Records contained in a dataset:
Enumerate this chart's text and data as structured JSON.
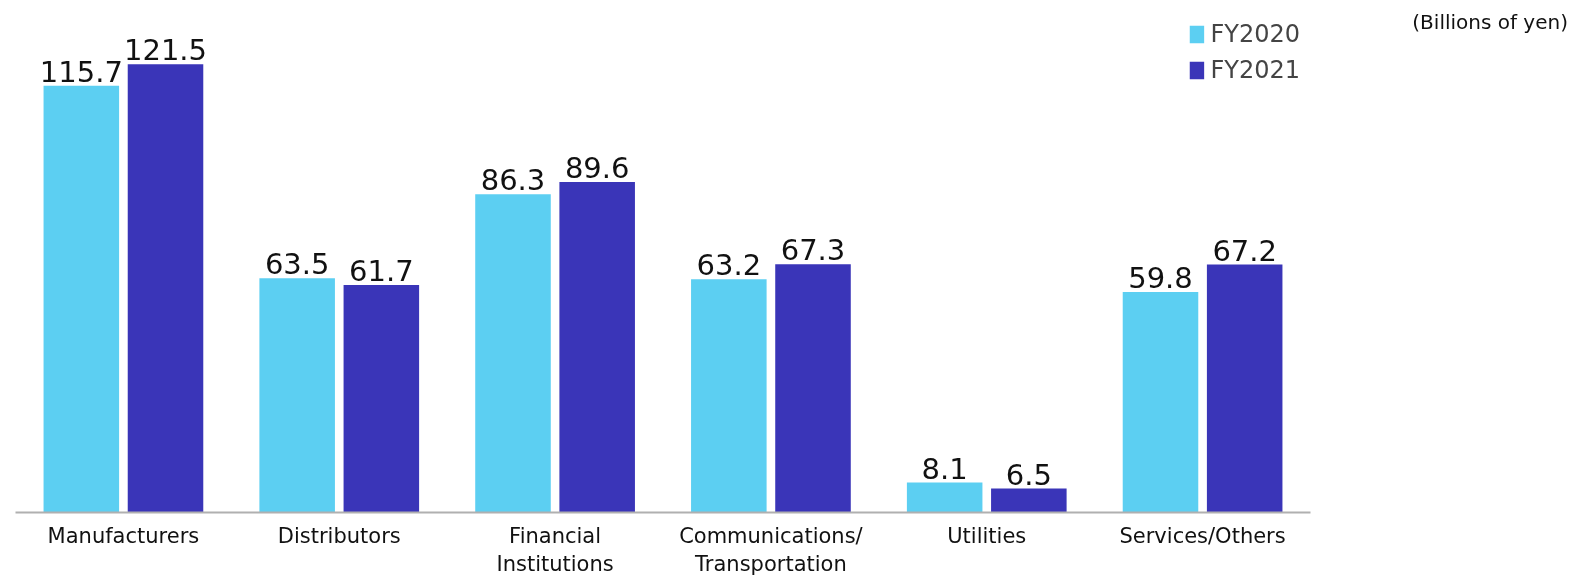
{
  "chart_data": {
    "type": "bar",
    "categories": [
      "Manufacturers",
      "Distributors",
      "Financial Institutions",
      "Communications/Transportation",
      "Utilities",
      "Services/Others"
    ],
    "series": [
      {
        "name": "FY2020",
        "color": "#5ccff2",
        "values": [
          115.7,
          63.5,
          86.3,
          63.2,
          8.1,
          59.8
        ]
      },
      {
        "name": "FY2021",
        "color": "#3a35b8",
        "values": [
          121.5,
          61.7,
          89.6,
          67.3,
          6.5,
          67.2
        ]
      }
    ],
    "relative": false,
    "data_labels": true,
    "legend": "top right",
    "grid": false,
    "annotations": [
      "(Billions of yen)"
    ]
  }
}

* What the exercise asks *
Quote each record exactly as it stands, minus the pictures.

* Answer to the exercise *
Enumerate this chart's text and data as structured JSON.
{
  "chart_data": {
    "type": "bar",
    "categories": [
      "Manufacturers",
      "Distributors",
      "Financial Institutions",
      "Communications/Transportation",
      "Utilities",
      "Services/Others"
    ],
    "series": [
      {
        "name": "FY2020",
        "color": "#5ccff2",
        "values": [
          115.7,
          63.5,
          86.3,
          63.2,
          8.1,
          59.8
        ]
      },
      {
        "name": "FY2021",
        "color": "#3a35b8",
        "values": [
          121.5,
          61.7,
          89.6,
          67.3,
          6.5,
          67.2
        ]
      }
    ],
    "relative": false,
    "data_labels": true,
    "legend": "top right",
    "grid": false,
    "annotations": [
      "(Billions of yen)"
    ]
  }
}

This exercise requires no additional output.